--- begin DATA FOR THIS TASK ---

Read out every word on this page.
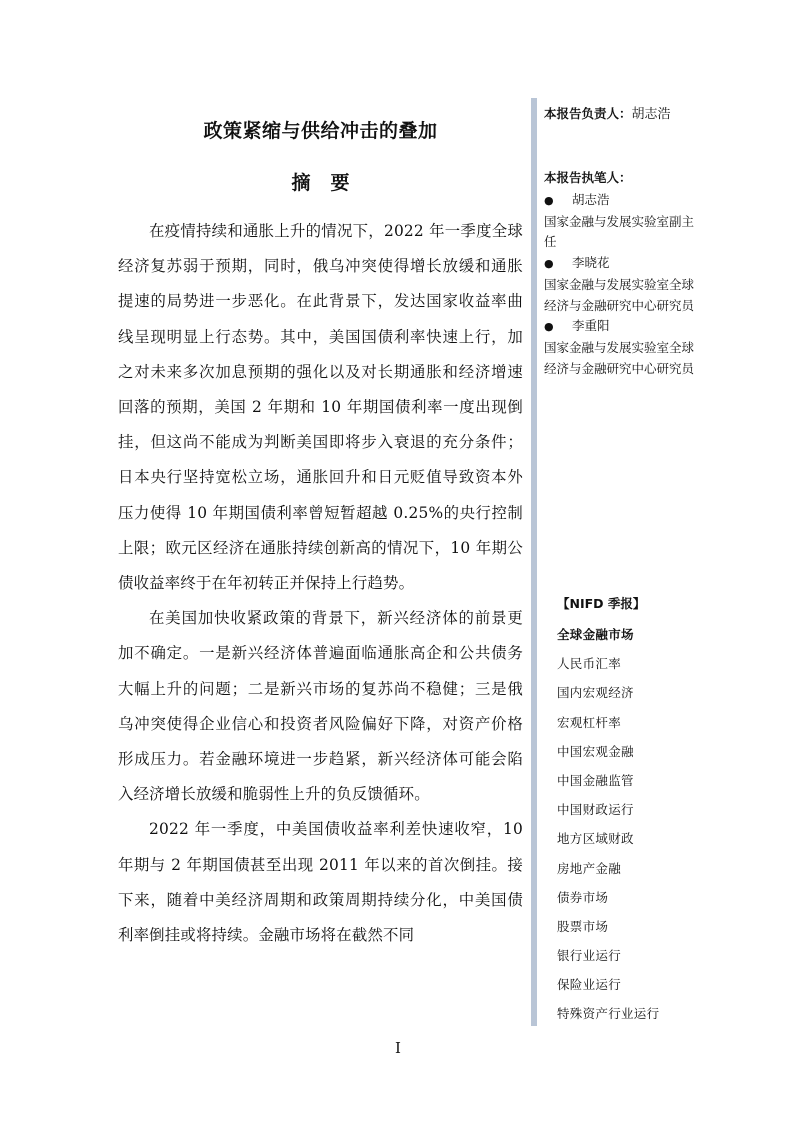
政策紧缩与供给冲击的叠加
摘要

在疫情持续和通胀上升的情况下，2022 年一季度全球经济复苏弱于预期，同时，俄乌冲突使得增长放缓和通胀提速的局势进一步恶化。在此背景下，发达国家收益率曲线呈现明显上行态势。其中，美国国债利率快速上行，加之对未来多次加息预期的强化以及对长期通胀和经济增速回落的预期，美国 2 年期和 10 年期国债利率一度出现倒挂，但这尚不能成为判断美国即将步入衰退的充分条件；日本央行坚持宽松立场，通胀回升和日元贬值导致资本外压力使得 10 年期国债利率曾短暂超越 0.25%的央行控制上限；欧元区经济在通胀持续创新高的情况下，10 年期公债收益率终于在年初转正并保持上行趋势。

在美国加快收紧政策的背景下，新兴经济体的前景更加不确定。一是新兴经济体普遍面临通胀高企和公共债务大幅上升的问题；二是新兴市场的复苏尚不稳健；三是俄乌冲突使得企业信心和投资者风险偏好下降，对资产价格形成压力。若金融环境进一步趋紧，新兴经济体可能会陷入经济增长放缓和脆弱性上升的负反馈循环。

2022 年一季度，中美国债收益率利差快速收窄，10 年期与 2 年期国债甚至出现 2011 年以来的首次倒挂。接下来，随着中美经济周期和政策周期持续分化，中美国债利率倒挂或将持续。金融市场将在截然不同

I
本报告负责人：胡志浩
本报告执笔人：
● 胡志浩
国家金融与发展实验室副主任
● 李晓花
国家金融与发展实验室全球经济与金融研究中心研究员
● 李重阳
国家金融与发展实验室全球经济与金融研究中心研究员
【NIFD 季报】
全球金融市场
人民币汇率
国内宏观经济
宏观杠杆率
中国宏观金融
中国金融监管
中国财政运行
地方区域财政
房地产金融
债券市场
股票市场
银行业运行
保险业运行
特殊资产行业运行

--- end DATA FOR THIS TASK ---

• REQUIREMENT
Leaving out the pictures, repeat the data above exactly.

• CORRECT RESULT
Read out every word on this page.
政策紧缩与供给冲击的叠加
摘要

在疫情持续和通胀上升的情况下，2022 年一季度全球经济复苏弱于预期，同时，俄乌冲突使得增长放缓和通胀提速的局势进一步恶化。在此背景下，发达国家收益率曲线呈现明显上行态势。其中，美国国债利率快速上行，加之对未来多次加息预期的强化以及对长期通胀和经济增速回落的预期，美国 2 年期和 10 年期国债利率一度出现倒挂，但这尚不能成为判断美国即将步入衰退的充分条件；日本央行坚持宽松立场，通胀回升和日元贬值导致资本外压力使得 10 年期国债利率曾短暂超越 0.25%的央行控制上限；欧元区经济在通胀持续创新高的情况下，10 年期公债收益率终于在年初转正并保持上行趋势。

在美国加快收紧政策的背景下，新兴经济体的前景更加不确定。一是新兴经济体普遍面临通胀高企和公共债务大幅上升的问题；二是新兴市场的复苏尚不稳健；三是俄乌冲突使得企业信心和投资者风险偏好下降，对资产价格形成压力。若金融环境进一步趋紧，新兴经济体可能会陷入经济增长放缓和脆弱性上升的负反馈循环。

2022 年一季度，中美国债收益率利差快速收窄，10 年期与 2 年期国债甚至出现 2011 年以来的首次倒挂。接下来，随着中美经济周期和政策周期持续分化，中美国债利率倒挂或将持续。金融市场将在截然不同

I
本报告负责人：胡志浩
本报告执笔人：
● 胡志浩
国家金融与发展实验室副主任
● 李晓花
国家金融与发展实验室全球经济与金融研究中心研究员
● 李重阳
国家金融与发展实验室全球经济与金融研究中心研究员
【NIFD 季报】
全球金融市场
人民币汇率
国内宏观经济
宏观杠杆率
中国宏观金融
中国金融监管
中国财政运行
地方区域财政
房地产金融
债券市场
股票市场
银行业运行
保险业运行
特殊资产行业运行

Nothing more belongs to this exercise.